- [EXERCISE PROMPT] Retype each line of the material exactly, please, skipping any picture in it.

Start

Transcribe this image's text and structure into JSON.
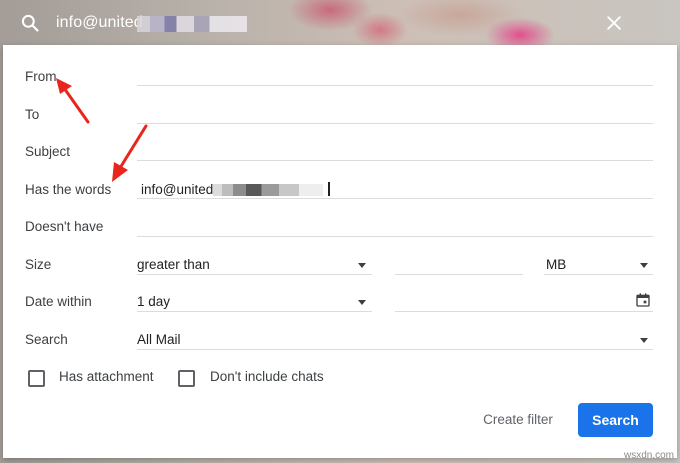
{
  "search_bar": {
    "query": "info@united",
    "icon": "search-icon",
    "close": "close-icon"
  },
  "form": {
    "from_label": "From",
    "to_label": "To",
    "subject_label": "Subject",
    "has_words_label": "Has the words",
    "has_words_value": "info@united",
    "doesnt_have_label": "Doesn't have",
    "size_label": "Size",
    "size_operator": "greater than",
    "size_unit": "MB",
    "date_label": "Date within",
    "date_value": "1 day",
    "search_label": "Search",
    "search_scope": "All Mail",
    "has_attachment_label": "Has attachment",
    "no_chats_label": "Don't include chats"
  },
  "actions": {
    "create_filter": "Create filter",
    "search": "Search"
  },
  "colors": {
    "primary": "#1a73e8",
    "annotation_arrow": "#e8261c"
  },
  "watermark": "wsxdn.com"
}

End

- [RESULT FOR THIS TASK]
Transcribe this image's text and structure into JSON.
{
  "search_bar": {
    "query": "info@united",
    "icon": "search-icon",
    "close": "close-icon"
  },
  "form": {
    "from_label": "From",
    "to_label": "To",
    "subject_label": "Subject",
    "has_words_label": "Has the words",
    "has_words_value": "info@united",
    "doesnt_have_label": "Doesn't have",
    "size_label": "Size",
    "size_operator": "greater than",
    "size_unit": "MB",
    "date_label": "Date within",
    "date_value": "1 day",
    "search_label": "Search",
    "search_scope": "All Mail",
    "has_attachment_label": "Has attachment",
    "no_chats_label": "Don't include chats"
  },
  "actions": {
    "create_filter": "Create filter",
    "search": "Search"
  },
  "colors": {
    "primary": "#1a73e8",
    "annotation_arrow": "#e8261c"
  },
  "watermark": "wsxdn.com"
}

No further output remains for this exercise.